## BEGIN Given entries

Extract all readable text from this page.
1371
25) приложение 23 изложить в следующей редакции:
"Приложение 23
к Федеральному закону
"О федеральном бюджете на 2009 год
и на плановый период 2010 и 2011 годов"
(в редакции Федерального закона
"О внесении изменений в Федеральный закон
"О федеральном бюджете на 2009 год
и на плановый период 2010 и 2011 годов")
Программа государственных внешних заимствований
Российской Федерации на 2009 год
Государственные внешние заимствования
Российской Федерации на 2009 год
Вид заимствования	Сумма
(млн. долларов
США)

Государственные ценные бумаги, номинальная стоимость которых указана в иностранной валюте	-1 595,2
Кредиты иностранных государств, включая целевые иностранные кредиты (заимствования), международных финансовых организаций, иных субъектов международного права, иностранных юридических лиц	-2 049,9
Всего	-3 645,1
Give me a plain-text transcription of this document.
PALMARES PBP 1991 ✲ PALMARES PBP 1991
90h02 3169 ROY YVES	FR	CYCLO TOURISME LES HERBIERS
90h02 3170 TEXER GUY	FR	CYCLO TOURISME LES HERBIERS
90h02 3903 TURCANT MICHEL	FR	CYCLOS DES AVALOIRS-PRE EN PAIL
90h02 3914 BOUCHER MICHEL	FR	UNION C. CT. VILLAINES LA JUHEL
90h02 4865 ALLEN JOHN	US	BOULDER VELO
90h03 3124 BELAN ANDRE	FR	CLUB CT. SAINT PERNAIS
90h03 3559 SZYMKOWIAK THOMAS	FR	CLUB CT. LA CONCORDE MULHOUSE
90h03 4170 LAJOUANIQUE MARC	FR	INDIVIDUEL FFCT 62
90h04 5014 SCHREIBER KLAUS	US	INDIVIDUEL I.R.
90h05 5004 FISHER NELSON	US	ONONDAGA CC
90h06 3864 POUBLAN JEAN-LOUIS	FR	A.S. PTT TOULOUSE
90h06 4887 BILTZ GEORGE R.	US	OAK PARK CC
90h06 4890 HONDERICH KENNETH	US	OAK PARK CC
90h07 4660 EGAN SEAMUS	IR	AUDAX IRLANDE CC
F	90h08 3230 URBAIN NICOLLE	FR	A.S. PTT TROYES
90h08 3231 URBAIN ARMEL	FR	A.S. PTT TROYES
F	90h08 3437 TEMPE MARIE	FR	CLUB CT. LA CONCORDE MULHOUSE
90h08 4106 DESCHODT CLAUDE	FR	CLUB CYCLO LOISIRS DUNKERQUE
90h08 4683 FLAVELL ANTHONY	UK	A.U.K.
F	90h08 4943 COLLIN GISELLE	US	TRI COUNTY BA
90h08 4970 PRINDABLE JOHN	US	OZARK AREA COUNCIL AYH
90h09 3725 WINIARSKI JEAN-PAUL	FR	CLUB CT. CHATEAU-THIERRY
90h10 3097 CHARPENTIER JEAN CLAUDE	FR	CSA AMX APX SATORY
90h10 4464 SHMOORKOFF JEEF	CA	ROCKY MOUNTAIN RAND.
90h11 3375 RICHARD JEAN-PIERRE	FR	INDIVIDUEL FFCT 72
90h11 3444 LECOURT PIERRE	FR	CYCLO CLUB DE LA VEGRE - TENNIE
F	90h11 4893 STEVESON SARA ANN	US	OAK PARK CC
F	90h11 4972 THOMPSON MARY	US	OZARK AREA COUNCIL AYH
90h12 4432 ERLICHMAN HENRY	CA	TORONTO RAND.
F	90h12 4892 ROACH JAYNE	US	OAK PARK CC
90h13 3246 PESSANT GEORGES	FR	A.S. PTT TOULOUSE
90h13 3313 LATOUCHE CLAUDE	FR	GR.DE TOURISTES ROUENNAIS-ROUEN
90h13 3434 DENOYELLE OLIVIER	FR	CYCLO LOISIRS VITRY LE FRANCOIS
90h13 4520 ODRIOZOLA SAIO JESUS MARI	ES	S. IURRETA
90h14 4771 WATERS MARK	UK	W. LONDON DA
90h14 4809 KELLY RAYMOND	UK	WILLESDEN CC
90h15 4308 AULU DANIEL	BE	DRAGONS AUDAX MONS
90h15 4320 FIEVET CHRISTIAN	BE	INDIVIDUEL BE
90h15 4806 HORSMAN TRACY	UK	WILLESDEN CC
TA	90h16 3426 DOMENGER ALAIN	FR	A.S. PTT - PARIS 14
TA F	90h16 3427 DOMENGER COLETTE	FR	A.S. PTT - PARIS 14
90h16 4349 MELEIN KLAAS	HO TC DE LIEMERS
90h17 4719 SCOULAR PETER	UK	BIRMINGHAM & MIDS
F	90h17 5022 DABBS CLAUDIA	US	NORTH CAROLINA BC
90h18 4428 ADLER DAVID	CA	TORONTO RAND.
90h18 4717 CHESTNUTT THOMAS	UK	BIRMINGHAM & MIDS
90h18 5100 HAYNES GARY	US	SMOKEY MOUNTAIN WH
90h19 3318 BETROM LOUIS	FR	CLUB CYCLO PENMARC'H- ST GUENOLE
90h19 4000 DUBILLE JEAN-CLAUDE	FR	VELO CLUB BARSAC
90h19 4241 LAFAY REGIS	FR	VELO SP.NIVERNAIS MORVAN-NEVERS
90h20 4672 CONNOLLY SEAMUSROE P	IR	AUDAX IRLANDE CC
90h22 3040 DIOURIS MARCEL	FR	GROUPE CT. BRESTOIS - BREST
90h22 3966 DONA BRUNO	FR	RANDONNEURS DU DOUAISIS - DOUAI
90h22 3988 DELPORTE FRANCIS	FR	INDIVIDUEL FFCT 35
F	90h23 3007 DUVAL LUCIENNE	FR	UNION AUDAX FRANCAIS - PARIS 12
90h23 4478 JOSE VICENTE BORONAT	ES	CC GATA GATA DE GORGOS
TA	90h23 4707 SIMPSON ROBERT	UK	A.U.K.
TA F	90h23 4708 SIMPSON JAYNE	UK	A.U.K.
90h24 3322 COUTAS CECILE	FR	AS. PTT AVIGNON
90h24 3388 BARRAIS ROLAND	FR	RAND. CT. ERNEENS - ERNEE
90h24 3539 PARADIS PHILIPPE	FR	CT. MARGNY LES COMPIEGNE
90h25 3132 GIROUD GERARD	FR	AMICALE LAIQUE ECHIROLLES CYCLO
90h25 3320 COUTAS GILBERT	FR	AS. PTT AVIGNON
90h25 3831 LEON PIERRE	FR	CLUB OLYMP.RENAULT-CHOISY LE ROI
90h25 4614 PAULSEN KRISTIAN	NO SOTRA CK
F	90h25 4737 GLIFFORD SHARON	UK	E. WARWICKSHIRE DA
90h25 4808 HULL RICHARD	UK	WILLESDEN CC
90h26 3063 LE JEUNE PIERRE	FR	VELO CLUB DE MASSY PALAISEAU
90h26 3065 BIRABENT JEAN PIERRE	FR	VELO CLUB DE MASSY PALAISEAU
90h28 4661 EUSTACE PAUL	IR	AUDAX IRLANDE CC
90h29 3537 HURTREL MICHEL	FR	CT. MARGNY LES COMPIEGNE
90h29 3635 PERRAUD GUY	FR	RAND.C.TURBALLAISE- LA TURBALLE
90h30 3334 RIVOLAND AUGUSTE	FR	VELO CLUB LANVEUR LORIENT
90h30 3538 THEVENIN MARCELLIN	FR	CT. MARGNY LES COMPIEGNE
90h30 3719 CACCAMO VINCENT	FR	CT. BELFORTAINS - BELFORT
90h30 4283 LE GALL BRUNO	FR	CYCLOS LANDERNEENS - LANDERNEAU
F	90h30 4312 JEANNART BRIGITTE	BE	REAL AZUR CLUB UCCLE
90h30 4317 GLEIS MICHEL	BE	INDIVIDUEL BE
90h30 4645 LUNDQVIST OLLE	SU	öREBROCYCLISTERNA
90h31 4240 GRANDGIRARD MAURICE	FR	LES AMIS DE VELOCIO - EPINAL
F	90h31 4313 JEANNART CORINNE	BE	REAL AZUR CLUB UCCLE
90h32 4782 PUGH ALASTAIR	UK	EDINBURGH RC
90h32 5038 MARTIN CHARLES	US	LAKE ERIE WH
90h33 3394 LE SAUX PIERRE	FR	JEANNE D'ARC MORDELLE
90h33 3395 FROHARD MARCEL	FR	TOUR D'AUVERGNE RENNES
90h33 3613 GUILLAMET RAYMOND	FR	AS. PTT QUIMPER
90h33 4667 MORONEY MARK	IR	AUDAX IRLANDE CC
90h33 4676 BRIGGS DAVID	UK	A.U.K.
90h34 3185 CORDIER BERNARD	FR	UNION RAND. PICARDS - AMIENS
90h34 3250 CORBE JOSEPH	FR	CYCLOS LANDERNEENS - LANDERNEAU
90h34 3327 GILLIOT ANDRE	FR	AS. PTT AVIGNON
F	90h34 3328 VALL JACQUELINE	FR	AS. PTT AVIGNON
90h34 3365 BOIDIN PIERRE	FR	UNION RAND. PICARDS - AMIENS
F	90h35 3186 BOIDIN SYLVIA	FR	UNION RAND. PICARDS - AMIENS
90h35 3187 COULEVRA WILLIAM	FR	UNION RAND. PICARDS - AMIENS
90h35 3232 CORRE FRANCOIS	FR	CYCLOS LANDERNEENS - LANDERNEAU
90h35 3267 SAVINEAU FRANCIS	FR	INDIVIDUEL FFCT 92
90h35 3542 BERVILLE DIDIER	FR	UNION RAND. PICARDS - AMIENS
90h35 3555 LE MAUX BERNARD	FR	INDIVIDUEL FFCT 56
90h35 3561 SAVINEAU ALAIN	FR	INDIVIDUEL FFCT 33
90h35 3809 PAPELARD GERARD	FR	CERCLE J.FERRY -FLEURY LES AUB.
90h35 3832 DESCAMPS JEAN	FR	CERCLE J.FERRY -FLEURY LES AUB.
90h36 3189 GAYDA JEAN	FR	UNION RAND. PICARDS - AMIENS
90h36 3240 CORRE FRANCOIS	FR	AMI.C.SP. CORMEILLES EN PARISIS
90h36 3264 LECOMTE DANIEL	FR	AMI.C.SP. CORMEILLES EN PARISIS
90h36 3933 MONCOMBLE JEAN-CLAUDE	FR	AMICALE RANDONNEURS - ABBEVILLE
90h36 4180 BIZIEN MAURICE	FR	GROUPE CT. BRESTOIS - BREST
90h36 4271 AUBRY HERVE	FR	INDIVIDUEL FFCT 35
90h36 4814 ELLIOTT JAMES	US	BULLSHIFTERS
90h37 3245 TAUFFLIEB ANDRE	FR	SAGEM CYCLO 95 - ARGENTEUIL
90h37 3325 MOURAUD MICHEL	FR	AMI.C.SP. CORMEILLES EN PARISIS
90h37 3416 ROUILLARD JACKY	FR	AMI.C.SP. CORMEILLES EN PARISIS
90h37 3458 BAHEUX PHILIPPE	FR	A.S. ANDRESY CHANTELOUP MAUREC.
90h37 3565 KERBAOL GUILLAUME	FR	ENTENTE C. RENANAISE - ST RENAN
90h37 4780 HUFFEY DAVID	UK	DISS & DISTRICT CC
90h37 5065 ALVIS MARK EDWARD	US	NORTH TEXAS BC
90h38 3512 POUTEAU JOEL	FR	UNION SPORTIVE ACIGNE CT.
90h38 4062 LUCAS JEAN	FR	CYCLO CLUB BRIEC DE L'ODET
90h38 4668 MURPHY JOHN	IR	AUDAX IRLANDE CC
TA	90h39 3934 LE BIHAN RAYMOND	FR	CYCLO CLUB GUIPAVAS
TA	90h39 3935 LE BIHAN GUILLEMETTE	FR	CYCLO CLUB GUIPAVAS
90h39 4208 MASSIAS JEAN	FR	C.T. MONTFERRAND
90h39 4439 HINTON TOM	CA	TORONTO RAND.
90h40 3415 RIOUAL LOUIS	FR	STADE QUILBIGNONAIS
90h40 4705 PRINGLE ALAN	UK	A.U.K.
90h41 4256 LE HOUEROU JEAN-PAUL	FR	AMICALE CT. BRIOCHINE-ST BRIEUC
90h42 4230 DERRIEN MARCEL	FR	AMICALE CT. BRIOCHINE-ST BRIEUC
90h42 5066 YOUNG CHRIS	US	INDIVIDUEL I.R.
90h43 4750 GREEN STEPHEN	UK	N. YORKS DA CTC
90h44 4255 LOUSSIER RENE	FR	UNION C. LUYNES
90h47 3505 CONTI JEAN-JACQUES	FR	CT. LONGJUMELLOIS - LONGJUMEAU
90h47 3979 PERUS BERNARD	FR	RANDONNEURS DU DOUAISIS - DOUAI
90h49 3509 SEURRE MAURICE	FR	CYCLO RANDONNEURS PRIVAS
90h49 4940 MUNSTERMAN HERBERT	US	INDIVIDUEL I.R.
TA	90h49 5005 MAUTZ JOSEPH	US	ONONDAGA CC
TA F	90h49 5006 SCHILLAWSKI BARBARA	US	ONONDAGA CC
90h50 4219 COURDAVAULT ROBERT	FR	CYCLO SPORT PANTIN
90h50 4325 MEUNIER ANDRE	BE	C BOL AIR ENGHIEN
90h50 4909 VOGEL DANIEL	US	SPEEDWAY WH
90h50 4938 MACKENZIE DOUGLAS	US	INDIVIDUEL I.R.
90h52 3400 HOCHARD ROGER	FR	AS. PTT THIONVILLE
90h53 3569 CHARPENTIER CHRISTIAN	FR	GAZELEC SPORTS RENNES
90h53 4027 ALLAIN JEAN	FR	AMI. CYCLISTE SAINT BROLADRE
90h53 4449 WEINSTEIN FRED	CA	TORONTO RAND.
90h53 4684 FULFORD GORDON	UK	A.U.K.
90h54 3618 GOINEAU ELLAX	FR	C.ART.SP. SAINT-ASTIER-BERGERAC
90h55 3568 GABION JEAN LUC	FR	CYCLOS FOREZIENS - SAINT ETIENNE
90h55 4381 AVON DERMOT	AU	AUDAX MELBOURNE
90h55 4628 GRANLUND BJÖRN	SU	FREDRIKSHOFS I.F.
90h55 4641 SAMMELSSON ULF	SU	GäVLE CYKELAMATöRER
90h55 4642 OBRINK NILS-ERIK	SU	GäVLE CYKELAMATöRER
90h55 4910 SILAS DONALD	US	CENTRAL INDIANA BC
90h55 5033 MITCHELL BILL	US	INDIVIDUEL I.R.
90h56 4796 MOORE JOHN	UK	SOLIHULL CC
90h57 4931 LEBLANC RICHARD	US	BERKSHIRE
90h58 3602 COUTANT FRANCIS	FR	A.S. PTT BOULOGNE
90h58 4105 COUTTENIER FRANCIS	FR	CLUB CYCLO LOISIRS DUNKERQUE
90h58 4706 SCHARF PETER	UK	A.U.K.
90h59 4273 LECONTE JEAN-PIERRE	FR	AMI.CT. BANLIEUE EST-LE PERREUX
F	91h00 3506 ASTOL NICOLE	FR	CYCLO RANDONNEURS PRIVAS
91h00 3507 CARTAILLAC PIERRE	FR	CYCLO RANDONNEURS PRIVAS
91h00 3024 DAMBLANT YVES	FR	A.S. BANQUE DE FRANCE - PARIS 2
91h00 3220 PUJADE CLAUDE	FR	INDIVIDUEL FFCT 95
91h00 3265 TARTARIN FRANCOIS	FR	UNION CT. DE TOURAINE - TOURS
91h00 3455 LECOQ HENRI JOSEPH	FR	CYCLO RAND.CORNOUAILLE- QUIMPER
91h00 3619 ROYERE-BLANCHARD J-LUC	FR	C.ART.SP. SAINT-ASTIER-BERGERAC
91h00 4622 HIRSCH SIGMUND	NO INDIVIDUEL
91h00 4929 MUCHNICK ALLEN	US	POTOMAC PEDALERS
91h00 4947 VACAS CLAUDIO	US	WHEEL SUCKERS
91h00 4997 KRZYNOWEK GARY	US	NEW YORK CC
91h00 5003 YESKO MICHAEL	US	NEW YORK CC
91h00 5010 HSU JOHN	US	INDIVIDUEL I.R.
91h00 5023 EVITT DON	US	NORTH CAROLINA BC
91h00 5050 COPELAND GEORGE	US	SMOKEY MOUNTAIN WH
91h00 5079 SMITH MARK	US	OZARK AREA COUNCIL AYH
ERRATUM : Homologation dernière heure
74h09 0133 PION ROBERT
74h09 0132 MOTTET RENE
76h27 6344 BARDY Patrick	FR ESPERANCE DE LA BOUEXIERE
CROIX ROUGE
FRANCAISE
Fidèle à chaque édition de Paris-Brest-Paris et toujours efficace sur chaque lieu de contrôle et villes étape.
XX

## END Given entries

Write down every line of the data above that includes the string "AMICALE".

90h25 3132 GIROUD GERARD	FR	AMICALE LAIQUE ECHIROLLES CYCLO
90h36 3933 MONCOMBLE JEAN-CLAUDE	FR	AMICALE RANDONNEURS - ABBEVILLE
90h41 4256 LE HOUEROU JEAN-PAUL	FR	AMICALE CT. BRIOCHINE-ST BRIEUC
90h42 4230 DERRIEN MARCEL	FR	AMICALE CT. BRIOCHINE-ST BRIEUC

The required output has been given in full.